■ **Provided data**

* * * * * * * * *

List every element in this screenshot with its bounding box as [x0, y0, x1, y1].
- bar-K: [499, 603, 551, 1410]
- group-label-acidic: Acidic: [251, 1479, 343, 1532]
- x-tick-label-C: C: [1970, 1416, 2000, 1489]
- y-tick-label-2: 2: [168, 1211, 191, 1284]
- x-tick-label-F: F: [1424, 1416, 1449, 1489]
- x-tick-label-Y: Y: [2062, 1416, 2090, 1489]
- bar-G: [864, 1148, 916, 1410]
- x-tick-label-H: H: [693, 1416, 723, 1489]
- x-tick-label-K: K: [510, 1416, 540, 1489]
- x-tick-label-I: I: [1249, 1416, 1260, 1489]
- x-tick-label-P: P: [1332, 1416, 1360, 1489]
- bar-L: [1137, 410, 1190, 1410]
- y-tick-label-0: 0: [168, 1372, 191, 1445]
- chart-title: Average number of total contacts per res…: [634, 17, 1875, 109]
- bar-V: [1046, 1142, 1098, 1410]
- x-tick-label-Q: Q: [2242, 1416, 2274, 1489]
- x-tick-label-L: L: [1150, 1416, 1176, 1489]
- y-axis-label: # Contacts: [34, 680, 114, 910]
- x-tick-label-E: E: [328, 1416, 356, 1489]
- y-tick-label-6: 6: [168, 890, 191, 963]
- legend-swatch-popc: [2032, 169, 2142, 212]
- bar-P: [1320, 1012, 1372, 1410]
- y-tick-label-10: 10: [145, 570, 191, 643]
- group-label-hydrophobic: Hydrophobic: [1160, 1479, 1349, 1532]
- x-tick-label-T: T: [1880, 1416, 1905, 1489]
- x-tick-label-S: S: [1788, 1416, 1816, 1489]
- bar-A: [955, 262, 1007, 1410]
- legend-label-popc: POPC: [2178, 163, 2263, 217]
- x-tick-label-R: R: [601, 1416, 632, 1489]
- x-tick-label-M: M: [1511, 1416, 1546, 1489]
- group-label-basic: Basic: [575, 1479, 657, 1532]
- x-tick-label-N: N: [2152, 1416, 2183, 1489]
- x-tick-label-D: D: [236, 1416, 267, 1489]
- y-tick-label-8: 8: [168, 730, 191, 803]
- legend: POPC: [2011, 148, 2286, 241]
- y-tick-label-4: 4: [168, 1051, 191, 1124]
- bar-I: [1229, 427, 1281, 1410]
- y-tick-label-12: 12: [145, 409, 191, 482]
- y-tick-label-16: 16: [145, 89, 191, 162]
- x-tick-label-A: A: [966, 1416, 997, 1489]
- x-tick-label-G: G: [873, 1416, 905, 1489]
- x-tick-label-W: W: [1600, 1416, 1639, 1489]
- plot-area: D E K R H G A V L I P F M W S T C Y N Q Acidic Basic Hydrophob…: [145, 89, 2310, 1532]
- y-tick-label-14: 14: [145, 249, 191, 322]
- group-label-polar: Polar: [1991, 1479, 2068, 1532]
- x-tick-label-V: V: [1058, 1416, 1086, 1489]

* * * * * * * * *

■ **Task statement**
Transcribe every line of the items above verbatim, without any alteration.

■ **Task response**
List every element in this screenshot with its bounding box as [x0, y0, x1, y1].
- bar-K: [499, 603, 551, 1410]
- group-label-acidic: Acidic: [251, 1479, 343, 1532]
- x-tick-label-C: C: [1970, 1416, 2000, 1489]
- y-tick-label-2: 2: [168, 1211, 191, 1284]
- x-tick-label-F: F: [1424, 1416, 1449, 1489]
- x-tick-label-Y: Y: [2062, 1416, 2090, 1489]
- bar-G: [864, 1148, 916, 1410]
- x-tick-label-H: H: [693, 1416, 723, 1489]
- x-tick-label-K: K: [510, 1416, 540, 1489]
- x-tick-label-I: I: [1249, 1416, 1260, 1489]
- x-tick-label-P: P: [1332, 1416, 1360, 1489]
- bar-L: [1137, 410, 1190, 1410]
- y-tick-label-0: 0: [168, 1372, 191, 1445]
- chart-title: Average number of total contacts per res…: [634, 17, 1875, 109]
- bar-V: [1046, 1142, 1098, 1410]
- x-tick-label-Q: Q: [2242, 1416, 2274, 1489]
- x-tick-label-L: L: [1150, 1416, 1176, 1489]
- y-axis-label: # Contacts: [34, 680, 114, 910]
- x-tick-label-E: E: [328, 1416, 356, 1489]
- y-tick-label-6: 6: [168, 890, 191, 963]
- legend-swatch-popc: [2032, 169, 2142, 212]
- bar-P: [1320, 1012, 1372, 1410]
- y-tick-label-10: 10: [145, 570, 191, 643]
- group-label-hydrophobic: Hydrophobic: [1160, 1479, 1349, 1532]
- x-tick-label-T: T: [1880, 1416, 1905, 1489]
- x-tick-label-S: S: [1788, 1416, 1816, 1489]
- bar-A: [955, 262, 1007, 1410]
- legend-label-popc: POPC: [2178, 163, 2263, 217]
- x-tick-label-R: R: [601, 1416, 632, 1489]
- x-tick-label-M: M: [1511, 1416, 1546, 1489]
- group-label-basic: Basic: [575, 1479, 657, 1532]
- x-tick-label-N: N: [2152, 1416, 2183, 1489]
- x-tick-label-D: D: [236, 1416, 267, 1489]
- y-tick-label-8: 8: [168, 730, 191, 803]
- legend: POPC: [2011, 148, 2286, 241]
- y-tick-label-4: 4: [168, 1051, 191, 1124]
- bar-I: [1229, 427, 1281, 1410]
- y-tick-label-12: 12: [145, 409, 191, 482]
- y-tick-label-16: 16: [145, 89, 191, 162]
- x-tick-label-A: A: [966, 1416, 997, 1489]
- x-tick-label-G: G: [873, 1416, 905, 1489]
- x-tick-label-W: W: [1600, 1416, 1639, 1489]
- plot-area: D E K R H G A V L I P F M W S T C Y N Q Acidic Basic Hydrophob…: [145, 89, 2310, 1532]
- y-tick-label-14: 14: [145, 249, 191, 322]
- group-label-polar: Polar: [1991, 1479, 2068, 1532]
- x-tick-label-V: V: [1058, 1416, 1086, 1489]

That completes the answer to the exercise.